» What this task involves
Looking at the listing beneath, work out how many lines hold "patienter" and report only that figure.

§

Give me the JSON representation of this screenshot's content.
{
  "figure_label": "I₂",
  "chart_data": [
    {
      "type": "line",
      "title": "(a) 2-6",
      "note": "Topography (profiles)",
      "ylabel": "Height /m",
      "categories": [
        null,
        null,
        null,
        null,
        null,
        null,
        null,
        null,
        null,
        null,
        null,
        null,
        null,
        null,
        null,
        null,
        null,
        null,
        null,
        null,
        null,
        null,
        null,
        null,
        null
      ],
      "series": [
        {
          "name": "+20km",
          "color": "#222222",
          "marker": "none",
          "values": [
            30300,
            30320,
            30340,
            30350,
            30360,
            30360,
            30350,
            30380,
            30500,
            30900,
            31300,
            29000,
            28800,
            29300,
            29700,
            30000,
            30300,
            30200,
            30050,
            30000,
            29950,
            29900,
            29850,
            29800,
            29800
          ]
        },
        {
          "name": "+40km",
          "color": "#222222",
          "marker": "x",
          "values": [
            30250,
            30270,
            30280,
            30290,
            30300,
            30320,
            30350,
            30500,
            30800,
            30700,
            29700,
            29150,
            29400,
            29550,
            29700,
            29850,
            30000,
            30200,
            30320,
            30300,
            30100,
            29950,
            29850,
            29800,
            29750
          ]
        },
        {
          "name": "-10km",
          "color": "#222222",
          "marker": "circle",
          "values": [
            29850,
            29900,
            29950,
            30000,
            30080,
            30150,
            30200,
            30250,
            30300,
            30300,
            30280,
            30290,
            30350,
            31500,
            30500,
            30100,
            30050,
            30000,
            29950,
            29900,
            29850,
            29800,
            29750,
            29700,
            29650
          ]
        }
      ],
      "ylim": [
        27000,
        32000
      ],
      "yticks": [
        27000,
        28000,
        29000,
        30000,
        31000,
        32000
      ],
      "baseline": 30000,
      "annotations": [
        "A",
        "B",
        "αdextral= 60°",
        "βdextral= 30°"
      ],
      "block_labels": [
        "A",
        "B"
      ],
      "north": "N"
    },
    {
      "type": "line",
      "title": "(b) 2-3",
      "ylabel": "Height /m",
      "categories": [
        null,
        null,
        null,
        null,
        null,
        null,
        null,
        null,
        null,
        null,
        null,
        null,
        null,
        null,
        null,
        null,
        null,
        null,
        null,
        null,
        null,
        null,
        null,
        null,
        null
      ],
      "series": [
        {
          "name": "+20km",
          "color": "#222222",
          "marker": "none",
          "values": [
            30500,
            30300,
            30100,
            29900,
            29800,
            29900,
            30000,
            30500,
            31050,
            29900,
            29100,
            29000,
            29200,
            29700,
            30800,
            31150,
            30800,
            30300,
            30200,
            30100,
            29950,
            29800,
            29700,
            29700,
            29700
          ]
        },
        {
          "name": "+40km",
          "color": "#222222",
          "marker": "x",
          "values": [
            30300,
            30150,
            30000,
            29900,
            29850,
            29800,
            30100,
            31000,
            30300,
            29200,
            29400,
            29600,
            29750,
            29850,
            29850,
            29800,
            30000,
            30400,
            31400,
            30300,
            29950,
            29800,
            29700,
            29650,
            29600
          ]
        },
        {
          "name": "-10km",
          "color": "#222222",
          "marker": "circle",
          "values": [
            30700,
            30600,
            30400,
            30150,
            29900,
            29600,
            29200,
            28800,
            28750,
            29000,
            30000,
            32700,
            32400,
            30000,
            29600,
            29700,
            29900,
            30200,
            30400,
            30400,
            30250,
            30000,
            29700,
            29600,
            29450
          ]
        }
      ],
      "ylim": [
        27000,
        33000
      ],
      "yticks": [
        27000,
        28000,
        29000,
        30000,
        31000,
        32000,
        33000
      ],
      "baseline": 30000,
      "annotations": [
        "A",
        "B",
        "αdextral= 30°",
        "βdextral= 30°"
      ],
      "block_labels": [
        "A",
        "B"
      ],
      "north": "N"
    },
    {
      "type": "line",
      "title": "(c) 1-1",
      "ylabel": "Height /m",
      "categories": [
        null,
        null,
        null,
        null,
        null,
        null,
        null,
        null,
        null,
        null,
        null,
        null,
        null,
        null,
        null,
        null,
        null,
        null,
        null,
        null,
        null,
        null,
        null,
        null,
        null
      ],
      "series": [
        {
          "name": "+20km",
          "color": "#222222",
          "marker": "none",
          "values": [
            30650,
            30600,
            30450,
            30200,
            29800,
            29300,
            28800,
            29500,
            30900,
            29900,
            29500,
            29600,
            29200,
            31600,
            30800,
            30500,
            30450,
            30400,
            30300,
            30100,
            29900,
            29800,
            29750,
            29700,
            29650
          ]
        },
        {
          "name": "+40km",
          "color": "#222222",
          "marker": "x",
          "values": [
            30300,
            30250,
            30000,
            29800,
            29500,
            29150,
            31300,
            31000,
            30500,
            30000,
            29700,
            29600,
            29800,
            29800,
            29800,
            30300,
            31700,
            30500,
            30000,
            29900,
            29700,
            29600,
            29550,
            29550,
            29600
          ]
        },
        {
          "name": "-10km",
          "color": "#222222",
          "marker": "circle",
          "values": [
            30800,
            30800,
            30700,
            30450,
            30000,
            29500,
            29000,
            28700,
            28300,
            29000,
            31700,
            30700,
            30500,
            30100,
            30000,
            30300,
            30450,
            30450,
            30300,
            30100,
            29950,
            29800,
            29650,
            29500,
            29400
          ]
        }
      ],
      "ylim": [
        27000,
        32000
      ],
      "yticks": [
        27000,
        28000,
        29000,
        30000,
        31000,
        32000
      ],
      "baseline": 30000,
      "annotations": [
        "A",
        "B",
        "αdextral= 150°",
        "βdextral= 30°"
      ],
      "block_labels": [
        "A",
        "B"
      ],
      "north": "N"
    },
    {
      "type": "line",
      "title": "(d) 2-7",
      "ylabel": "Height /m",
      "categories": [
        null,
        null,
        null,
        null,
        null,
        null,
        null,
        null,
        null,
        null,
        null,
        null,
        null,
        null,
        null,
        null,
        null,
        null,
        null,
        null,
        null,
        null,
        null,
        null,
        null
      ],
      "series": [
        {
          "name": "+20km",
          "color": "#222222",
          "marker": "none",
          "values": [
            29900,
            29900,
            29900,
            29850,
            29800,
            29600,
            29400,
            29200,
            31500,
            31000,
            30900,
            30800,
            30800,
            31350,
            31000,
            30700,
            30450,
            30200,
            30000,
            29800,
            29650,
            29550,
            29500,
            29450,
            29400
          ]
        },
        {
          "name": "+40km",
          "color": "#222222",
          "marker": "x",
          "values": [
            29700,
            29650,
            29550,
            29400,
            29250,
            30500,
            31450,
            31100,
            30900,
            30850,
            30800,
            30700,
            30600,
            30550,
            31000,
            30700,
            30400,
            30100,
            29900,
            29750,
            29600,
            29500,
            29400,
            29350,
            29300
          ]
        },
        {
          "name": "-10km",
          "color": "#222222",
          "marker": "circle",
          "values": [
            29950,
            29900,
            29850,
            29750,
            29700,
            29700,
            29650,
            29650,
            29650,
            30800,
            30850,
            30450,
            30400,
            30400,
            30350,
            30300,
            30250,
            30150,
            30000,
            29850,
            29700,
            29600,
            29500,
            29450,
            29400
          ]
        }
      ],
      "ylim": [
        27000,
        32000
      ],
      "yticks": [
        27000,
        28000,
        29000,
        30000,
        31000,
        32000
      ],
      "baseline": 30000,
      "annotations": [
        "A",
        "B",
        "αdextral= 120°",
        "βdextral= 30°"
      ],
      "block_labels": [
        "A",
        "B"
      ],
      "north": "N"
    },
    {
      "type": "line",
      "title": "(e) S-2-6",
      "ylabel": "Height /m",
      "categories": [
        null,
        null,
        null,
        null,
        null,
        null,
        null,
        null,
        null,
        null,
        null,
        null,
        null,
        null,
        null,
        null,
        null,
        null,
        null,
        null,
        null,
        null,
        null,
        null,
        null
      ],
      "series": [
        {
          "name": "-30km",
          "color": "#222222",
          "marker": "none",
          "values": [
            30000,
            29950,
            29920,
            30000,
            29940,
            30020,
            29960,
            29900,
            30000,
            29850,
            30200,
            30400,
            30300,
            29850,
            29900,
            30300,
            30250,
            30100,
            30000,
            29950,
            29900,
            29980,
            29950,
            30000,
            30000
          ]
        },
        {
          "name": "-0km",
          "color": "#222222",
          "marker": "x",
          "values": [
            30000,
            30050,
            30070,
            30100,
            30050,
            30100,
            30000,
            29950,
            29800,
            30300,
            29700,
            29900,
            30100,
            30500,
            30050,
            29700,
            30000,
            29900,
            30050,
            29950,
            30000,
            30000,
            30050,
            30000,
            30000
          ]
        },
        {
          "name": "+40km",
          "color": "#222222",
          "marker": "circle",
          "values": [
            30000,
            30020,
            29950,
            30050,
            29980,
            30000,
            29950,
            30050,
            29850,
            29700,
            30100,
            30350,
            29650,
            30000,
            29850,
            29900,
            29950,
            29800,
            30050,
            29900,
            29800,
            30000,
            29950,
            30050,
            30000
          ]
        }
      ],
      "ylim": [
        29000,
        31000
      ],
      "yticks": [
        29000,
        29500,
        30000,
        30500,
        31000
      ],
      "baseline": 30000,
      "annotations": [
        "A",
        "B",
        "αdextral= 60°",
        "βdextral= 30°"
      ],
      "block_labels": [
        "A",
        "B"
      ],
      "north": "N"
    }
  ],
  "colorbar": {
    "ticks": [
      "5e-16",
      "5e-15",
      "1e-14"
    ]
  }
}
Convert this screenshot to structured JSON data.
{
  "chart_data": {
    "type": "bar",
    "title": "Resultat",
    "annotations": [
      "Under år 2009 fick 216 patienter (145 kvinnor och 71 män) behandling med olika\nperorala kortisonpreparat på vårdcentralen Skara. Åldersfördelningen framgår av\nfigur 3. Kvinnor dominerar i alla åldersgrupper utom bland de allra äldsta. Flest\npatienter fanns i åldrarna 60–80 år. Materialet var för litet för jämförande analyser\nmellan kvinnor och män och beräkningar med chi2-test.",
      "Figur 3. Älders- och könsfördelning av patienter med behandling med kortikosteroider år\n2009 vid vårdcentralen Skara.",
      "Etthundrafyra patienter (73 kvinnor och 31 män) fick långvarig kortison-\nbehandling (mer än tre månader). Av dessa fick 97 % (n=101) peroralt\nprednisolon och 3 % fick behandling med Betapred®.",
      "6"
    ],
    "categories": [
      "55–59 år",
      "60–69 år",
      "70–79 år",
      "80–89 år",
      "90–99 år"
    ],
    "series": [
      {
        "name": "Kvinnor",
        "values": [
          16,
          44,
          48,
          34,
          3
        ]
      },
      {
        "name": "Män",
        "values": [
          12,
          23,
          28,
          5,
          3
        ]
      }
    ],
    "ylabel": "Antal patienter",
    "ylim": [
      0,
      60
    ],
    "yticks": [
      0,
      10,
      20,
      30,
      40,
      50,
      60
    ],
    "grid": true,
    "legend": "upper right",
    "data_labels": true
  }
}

§

» Answer to this problem
4